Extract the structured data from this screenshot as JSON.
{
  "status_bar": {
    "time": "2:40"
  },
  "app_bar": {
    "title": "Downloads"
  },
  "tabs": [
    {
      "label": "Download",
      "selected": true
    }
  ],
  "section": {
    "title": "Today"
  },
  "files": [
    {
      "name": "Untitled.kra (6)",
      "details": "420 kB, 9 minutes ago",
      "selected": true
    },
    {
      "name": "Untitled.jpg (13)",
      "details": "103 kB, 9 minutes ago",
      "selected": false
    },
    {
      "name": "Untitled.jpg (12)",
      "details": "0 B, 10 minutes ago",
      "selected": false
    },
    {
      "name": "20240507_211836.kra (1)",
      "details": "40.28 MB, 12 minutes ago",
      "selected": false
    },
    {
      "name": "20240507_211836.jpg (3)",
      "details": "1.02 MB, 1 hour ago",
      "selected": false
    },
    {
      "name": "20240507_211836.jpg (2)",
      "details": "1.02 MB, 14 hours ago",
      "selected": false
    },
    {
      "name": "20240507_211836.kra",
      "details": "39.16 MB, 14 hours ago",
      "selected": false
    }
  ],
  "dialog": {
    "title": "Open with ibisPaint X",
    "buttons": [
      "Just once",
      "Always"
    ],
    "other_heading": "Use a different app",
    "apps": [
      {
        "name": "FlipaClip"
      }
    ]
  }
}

================

Gather each line in these records that contains the string "hours".

      "details": "1.02 MB, 14 hours ago",
      "details": "39.16 MB, 14 hours ago",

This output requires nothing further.